### Exercice court 1
Répondez à ces questions sur le texte consacré à L'herbe des nuits :
(a) Quel objet l'homme retrouve-t-il ?
(b) Que boivent-ils au zinc des brasseries vides ?
(c) À quelle adresse les balles perdues ont-elles été tirées ?

### Document
★ ★ ★ ★

L’herbe des nuits de Patrick Modiano,
Un carnet noir, une femme, des balles perdues…

Un homme retrouve un carnet noir relié au passé. Au temps des bancs publics, au temps d’avant la cicatrice de la Tour Montparnasse, au temps de la Brigade Mondaine quand les inspecteurs étaient de longues silhouettes sorties d’une pensée de Beckett. Un carnet noir avec des notes et des noms. Le souvenir d’une femme, en planque sous les portes cochères qui reçoit du courrier en poste restante. Une femme, secrète, dont le reflet se floute dans la glace sans tain du souvenir. Ensemble, ils déambulent, évitent les lumières crues, boivent du Cointreau au zinc de brasseries vides. Peu de mots viennent au secours de leurs longues marches. Ils avancent en transparence, en effleurements, côte à côte. Autour d’eux, des personnages de film noir, des types avec des noms de truands, des hôtels miteux, des concierges derrière leurs miradors. Entre eux, un secret, celui de quelques balles perdues. Des balles perdues tirées un soir au 46 bis Quai Henri IV. Un soir comme un autre, la femme part. Sans laisser de traces. Sur le carnet noir retrouvé par l’homme, reste les noms.

★ ★ ★ ★

### Données fournies
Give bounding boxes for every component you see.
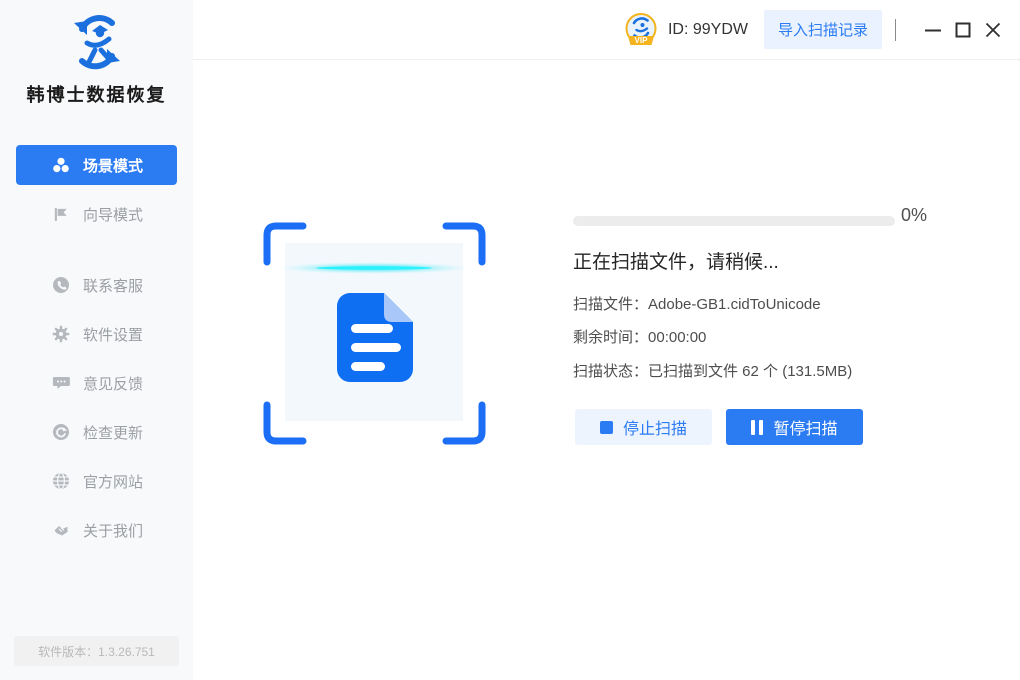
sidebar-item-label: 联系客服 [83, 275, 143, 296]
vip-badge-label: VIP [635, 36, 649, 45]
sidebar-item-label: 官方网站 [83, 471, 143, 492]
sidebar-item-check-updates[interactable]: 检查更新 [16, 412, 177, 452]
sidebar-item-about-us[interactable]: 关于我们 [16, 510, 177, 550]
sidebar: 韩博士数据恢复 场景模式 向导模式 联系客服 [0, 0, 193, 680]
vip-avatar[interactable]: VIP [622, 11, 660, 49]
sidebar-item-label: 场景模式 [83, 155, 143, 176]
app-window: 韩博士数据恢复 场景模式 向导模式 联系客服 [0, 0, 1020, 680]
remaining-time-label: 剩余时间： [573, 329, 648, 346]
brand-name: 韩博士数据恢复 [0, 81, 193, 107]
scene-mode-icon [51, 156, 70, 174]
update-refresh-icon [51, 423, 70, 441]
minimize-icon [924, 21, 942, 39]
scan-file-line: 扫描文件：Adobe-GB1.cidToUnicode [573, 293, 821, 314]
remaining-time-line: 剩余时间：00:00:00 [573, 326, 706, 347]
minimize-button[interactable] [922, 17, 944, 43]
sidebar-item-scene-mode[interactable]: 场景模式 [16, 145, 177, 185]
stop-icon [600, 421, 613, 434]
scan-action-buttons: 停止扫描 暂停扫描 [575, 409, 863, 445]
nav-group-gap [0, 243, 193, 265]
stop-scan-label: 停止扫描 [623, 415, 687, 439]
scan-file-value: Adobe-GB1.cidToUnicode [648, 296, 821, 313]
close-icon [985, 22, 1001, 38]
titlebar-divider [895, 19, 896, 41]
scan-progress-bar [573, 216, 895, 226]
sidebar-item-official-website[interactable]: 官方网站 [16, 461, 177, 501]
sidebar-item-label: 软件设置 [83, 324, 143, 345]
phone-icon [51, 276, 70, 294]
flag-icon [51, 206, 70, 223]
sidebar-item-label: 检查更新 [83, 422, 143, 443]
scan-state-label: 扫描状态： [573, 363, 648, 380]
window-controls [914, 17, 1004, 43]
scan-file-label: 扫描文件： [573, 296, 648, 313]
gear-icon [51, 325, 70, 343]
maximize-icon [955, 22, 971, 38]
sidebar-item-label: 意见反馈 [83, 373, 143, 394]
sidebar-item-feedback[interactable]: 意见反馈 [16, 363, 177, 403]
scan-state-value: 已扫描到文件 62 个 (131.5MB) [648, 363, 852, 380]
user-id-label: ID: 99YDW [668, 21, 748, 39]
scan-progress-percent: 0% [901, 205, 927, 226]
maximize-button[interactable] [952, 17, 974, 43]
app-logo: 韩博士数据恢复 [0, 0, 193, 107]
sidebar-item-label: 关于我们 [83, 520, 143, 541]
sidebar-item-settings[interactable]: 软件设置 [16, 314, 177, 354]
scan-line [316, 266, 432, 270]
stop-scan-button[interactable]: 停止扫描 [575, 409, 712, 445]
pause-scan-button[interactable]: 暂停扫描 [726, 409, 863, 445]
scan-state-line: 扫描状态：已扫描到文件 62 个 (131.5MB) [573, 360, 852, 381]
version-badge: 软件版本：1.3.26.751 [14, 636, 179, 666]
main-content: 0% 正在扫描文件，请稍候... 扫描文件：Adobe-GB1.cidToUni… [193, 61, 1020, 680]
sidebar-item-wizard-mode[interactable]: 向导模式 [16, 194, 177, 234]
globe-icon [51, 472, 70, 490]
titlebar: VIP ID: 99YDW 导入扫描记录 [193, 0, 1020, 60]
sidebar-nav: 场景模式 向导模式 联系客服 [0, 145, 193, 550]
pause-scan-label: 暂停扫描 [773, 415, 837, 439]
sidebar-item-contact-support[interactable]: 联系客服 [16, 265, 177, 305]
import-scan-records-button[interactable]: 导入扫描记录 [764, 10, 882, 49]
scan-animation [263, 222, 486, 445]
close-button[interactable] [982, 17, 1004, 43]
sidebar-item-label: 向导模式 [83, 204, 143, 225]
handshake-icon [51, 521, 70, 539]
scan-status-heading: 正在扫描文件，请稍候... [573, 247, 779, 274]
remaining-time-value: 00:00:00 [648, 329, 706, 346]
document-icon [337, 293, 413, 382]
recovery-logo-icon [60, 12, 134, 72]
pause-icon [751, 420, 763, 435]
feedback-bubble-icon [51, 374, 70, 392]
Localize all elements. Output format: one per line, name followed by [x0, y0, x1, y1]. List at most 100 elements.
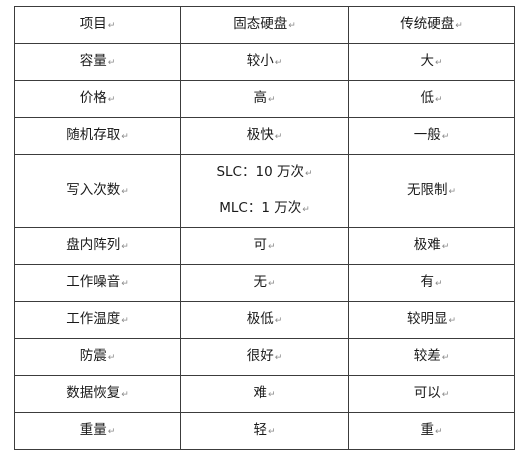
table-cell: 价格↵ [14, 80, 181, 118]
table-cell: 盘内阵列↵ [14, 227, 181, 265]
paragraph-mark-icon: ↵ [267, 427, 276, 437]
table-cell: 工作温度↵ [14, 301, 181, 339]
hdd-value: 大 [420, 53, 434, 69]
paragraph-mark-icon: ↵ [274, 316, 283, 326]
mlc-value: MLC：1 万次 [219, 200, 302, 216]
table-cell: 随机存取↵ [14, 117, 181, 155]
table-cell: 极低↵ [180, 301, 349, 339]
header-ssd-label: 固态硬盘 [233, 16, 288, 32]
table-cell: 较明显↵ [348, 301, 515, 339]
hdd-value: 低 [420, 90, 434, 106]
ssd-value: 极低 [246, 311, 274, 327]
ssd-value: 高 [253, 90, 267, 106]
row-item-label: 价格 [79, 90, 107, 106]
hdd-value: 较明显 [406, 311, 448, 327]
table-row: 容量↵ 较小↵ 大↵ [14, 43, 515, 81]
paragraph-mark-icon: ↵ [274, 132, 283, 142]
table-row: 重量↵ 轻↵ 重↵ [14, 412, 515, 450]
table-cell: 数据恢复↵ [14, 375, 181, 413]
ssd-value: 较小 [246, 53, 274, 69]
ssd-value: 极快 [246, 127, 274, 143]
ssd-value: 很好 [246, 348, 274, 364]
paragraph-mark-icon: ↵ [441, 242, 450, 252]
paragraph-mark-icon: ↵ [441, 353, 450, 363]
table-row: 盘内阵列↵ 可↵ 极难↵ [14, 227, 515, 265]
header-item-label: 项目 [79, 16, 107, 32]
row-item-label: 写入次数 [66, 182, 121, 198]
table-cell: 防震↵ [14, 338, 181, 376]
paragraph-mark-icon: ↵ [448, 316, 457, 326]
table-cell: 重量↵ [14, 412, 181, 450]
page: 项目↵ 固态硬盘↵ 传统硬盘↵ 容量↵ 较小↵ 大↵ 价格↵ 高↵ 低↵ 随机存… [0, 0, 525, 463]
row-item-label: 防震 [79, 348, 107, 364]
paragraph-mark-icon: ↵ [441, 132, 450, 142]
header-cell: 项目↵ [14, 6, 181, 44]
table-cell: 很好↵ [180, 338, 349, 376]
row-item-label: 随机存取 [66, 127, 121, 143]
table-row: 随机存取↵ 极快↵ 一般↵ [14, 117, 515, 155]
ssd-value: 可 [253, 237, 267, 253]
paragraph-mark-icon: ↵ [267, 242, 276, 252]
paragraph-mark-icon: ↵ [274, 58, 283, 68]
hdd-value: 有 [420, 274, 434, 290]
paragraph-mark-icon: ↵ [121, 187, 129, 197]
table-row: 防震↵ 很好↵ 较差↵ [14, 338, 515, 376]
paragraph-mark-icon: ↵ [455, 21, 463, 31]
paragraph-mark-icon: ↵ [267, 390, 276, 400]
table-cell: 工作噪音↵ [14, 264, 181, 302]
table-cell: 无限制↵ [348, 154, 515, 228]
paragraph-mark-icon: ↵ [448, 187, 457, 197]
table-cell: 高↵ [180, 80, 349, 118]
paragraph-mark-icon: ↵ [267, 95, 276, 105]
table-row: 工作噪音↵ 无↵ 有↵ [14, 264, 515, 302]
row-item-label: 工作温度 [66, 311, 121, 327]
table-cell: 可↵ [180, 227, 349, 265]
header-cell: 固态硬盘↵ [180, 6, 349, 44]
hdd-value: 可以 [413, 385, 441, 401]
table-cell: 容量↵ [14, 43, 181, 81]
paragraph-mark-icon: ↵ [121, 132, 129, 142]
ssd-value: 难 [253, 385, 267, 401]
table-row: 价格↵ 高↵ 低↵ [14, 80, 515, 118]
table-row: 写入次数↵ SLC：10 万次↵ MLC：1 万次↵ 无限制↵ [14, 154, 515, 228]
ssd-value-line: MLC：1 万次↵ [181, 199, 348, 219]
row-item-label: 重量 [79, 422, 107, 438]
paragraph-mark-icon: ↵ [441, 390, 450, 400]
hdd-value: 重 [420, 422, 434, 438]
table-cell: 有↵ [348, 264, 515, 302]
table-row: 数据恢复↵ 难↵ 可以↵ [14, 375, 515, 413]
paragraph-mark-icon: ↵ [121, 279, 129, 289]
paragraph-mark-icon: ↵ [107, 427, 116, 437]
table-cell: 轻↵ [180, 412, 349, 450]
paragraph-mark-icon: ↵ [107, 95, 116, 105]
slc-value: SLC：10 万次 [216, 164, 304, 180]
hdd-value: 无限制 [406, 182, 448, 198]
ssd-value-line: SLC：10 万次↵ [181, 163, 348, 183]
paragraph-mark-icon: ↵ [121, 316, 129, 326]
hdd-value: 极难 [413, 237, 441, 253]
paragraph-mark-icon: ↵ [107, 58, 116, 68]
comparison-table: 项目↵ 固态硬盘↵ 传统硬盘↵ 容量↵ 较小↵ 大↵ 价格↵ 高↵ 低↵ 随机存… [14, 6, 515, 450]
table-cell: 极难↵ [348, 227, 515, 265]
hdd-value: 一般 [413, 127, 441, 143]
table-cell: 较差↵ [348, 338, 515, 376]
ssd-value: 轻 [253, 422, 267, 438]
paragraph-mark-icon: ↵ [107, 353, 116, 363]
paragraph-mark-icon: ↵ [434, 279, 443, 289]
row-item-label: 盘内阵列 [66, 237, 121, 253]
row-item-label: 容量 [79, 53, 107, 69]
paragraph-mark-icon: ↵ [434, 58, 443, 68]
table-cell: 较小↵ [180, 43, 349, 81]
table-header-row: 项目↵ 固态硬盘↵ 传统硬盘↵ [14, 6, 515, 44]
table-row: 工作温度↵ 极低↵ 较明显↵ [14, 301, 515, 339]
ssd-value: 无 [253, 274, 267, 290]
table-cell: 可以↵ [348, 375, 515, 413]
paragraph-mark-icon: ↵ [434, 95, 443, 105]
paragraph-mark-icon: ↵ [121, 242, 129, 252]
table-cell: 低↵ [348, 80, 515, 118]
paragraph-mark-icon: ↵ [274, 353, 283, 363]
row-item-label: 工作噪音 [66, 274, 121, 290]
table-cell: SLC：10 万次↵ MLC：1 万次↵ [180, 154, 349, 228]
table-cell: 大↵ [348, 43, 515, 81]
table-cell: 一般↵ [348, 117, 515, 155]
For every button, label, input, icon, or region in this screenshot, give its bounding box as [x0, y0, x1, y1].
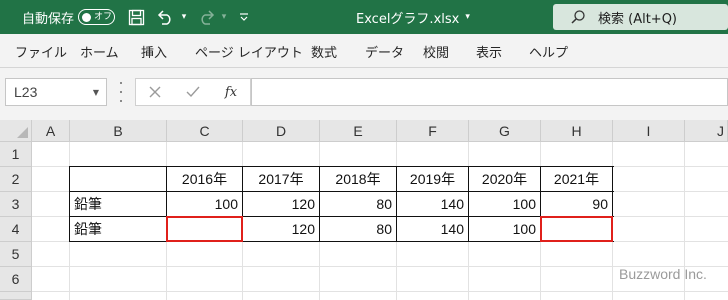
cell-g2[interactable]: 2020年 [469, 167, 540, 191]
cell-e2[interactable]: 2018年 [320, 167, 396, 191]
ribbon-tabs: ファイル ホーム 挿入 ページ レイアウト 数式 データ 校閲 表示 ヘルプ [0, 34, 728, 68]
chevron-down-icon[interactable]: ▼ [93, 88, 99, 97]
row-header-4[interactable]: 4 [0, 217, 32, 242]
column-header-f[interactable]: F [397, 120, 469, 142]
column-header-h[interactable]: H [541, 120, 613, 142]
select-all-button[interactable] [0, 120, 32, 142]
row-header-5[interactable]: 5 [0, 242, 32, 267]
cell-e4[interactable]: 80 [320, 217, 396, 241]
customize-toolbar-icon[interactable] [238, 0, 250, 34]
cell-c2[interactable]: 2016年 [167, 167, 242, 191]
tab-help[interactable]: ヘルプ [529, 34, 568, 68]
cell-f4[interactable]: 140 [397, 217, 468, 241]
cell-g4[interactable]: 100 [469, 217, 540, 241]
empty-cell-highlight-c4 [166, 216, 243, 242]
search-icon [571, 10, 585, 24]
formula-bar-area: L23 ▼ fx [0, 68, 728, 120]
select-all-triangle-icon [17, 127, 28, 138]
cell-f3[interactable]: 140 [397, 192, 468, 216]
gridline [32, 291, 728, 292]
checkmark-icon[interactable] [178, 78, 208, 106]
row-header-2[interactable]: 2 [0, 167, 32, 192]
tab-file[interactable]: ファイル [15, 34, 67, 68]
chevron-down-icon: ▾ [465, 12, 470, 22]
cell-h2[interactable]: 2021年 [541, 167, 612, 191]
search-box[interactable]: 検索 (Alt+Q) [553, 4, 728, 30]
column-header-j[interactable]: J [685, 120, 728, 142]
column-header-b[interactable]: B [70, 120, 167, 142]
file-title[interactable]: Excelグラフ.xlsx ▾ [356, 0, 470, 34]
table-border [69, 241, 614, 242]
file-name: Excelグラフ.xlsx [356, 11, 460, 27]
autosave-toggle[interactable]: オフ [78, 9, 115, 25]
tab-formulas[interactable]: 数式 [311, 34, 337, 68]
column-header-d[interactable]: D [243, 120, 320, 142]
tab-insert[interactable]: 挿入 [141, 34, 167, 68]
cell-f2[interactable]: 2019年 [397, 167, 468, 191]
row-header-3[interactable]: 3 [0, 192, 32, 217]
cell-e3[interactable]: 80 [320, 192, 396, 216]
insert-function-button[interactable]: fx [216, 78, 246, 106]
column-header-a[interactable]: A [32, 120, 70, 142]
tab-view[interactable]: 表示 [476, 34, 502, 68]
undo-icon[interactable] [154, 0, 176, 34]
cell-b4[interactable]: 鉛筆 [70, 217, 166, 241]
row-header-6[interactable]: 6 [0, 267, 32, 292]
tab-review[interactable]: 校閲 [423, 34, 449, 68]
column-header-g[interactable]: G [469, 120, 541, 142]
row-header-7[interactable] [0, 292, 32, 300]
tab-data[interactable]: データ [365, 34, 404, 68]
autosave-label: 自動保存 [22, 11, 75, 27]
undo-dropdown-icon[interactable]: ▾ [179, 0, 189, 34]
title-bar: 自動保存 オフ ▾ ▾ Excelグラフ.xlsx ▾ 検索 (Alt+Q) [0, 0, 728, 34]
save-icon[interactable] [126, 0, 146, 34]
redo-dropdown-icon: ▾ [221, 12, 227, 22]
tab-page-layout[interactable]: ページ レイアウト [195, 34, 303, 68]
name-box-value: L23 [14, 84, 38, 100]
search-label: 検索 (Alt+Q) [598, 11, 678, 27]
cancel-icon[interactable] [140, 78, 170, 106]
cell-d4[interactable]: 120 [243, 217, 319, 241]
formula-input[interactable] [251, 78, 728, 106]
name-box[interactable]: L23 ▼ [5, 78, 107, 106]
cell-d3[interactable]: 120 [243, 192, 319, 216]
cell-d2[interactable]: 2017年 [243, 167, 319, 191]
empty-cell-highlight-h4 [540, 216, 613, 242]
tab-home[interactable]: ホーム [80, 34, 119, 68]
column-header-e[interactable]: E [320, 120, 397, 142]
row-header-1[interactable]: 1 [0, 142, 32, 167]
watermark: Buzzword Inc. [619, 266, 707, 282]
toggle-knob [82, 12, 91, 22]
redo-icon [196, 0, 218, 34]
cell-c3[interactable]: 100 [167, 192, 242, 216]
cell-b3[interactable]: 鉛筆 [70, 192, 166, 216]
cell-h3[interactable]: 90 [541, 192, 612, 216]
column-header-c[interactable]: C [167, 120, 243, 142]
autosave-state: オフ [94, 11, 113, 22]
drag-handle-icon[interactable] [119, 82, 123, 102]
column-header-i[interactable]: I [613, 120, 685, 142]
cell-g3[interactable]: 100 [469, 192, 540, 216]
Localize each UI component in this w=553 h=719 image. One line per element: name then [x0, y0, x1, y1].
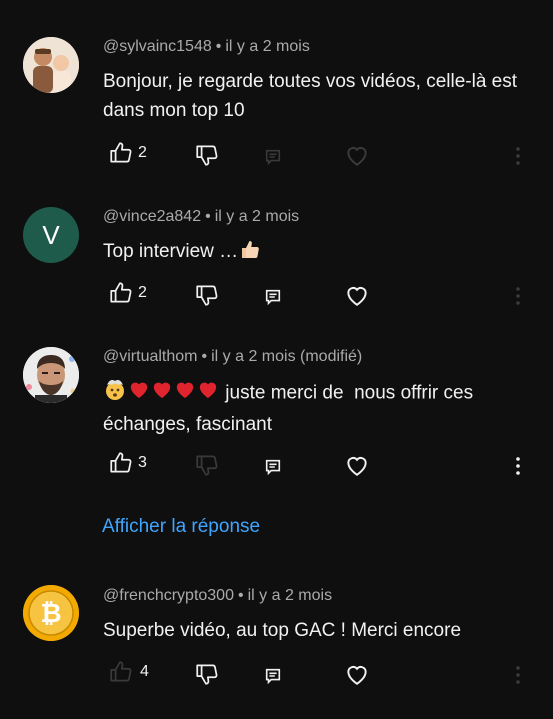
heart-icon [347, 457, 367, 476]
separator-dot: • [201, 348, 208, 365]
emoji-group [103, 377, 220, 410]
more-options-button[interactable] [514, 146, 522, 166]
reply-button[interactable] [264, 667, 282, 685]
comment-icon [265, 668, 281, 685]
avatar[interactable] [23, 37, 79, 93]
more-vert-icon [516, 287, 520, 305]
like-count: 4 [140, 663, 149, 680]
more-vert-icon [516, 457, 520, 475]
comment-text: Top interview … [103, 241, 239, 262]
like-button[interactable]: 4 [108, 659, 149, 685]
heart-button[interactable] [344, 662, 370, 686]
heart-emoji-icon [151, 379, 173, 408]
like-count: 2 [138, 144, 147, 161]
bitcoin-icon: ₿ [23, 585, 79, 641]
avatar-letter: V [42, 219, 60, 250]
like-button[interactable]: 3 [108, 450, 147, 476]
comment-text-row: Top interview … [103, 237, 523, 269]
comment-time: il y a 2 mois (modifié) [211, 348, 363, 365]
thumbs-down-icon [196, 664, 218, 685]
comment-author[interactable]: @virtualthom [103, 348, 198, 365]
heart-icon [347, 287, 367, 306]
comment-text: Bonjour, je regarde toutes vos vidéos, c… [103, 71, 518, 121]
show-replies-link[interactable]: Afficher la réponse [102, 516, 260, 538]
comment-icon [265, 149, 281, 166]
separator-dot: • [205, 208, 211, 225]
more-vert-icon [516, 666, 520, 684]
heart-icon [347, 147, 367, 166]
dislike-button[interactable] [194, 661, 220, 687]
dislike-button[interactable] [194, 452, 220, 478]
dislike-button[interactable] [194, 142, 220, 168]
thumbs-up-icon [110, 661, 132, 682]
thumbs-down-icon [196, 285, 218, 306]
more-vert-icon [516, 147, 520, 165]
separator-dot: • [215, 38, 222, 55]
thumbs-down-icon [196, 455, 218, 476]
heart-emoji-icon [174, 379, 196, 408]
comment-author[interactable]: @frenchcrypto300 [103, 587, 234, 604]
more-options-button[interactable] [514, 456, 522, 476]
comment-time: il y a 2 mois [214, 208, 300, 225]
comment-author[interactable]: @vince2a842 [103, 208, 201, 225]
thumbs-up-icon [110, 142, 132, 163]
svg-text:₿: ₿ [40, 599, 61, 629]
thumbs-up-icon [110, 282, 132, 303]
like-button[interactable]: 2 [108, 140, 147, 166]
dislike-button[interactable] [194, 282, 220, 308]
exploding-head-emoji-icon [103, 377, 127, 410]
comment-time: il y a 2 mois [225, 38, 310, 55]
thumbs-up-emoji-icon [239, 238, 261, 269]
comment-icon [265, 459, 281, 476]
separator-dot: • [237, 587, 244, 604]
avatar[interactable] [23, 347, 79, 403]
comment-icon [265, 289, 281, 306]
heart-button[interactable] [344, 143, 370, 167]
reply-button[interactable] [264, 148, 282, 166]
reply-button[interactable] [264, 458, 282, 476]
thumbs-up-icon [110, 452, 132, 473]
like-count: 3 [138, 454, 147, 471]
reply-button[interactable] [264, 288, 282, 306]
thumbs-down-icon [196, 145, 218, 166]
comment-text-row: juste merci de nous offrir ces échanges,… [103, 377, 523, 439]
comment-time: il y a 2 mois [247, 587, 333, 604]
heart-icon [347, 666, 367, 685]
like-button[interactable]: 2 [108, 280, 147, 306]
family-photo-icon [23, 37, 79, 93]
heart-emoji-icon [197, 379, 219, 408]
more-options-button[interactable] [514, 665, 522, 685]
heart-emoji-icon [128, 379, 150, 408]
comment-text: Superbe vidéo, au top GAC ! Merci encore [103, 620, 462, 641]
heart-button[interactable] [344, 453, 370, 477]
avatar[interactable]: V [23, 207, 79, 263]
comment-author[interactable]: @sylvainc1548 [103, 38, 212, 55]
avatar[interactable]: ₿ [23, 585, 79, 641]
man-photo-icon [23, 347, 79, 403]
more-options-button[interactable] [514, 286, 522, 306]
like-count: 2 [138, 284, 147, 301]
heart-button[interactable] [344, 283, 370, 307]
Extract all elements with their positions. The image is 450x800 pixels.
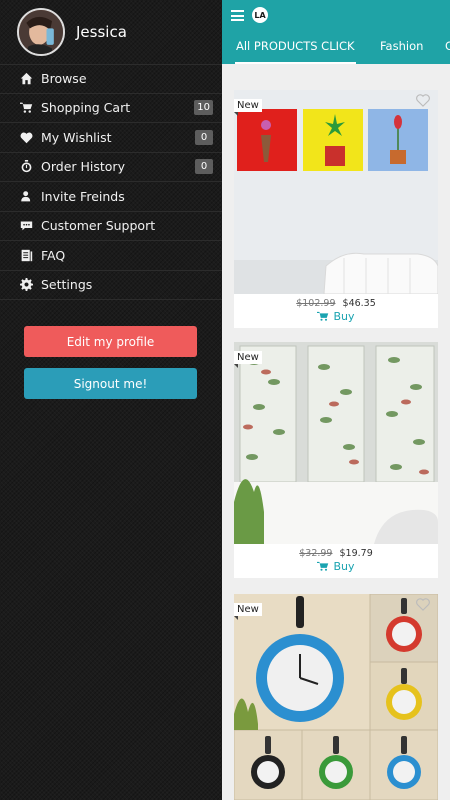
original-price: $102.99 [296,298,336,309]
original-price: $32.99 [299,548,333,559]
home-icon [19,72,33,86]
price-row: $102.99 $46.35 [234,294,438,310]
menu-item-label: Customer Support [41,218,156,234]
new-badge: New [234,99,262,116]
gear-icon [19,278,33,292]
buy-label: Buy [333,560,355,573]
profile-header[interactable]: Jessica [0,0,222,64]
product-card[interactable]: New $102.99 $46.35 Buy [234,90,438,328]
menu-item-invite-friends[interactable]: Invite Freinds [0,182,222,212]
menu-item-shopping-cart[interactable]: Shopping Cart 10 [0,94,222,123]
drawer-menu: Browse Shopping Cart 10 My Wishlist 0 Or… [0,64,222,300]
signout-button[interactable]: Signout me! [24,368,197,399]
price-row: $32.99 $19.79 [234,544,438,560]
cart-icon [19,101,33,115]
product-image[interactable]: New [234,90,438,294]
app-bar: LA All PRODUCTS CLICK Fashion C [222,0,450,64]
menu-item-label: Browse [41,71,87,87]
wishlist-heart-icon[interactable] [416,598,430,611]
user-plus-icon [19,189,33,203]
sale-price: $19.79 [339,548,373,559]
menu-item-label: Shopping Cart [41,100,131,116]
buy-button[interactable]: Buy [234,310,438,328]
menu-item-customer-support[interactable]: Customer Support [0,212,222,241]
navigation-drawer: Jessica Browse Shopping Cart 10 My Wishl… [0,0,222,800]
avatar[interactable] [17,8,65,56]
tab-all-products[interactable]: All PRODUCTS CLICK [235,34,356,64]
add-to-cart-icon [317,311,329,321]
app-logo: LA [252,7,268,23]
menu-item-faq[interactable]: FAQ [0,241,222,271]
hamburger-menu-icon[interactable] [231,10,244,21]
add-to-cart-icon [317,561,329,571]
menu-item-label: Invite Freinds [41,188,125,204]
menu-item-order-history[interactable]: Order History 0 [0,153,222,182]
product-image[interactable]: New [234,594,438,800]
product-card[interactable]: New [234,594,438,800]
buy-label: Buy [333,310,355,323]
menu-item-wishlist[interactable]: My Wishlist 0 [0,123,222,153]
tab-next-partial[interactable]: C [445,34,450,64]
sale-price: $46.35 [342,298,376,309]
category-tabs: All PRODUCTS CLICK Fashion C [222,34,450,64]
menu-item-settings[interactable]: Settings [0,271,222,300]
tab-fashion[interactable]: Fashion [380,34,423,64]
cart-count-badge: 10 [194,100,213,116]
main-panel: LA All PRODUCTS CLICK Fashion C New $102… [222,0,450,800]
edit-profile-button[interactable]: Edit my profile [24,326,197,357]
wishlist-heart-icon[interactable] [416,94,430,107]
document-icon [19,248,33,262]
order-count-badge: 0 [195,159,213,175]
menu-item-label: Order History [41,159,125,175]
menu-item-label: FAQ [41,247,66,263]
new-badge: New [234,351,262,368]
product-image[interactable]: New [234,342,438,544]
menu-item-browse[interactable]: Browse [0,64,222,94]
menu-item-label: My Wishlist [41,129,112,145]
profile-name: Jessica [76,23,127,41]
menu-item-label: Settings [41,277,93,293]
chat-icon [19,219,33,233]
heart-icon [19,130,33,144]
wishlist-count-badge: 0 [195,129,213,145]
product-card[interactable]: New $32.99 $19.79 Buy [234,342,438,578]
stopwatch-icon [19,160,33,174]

★ ★ ★ ★

### Exercice court 2
Renvoyez à l'identique, s'il vous plaît, les lignes allant de celle qui contient "table-cell: 价格↵ [14, 80, 181, 118]" jusqu'à celle qui contient "mlc-value: MLC：1 万次 [219, 200, 302, 216]", ces deux lignes incluses.

### Réponse 1
(a) Un carnet noir.
(b) Du Cointreau.
(c) Au 46 bis Quai Henri IV.

### Réponse 2
table-cell: 价格↵ [14, 80, 181, 118]
table-cell: 盘内阵列↵ [14, 227, 181, 265]
paragraph-mark-icon: ↵ [267, 427, 276, 437]
table-cell: 工作温度↵ [14, 301, 181, 339]
hdd-value: 大 [420, 53, 434, 69]
paragraph-mark-icon: ↵ [274, 316, 283, 326]
mlc-value: MLC：1 万次 [219, 200, 302, 216]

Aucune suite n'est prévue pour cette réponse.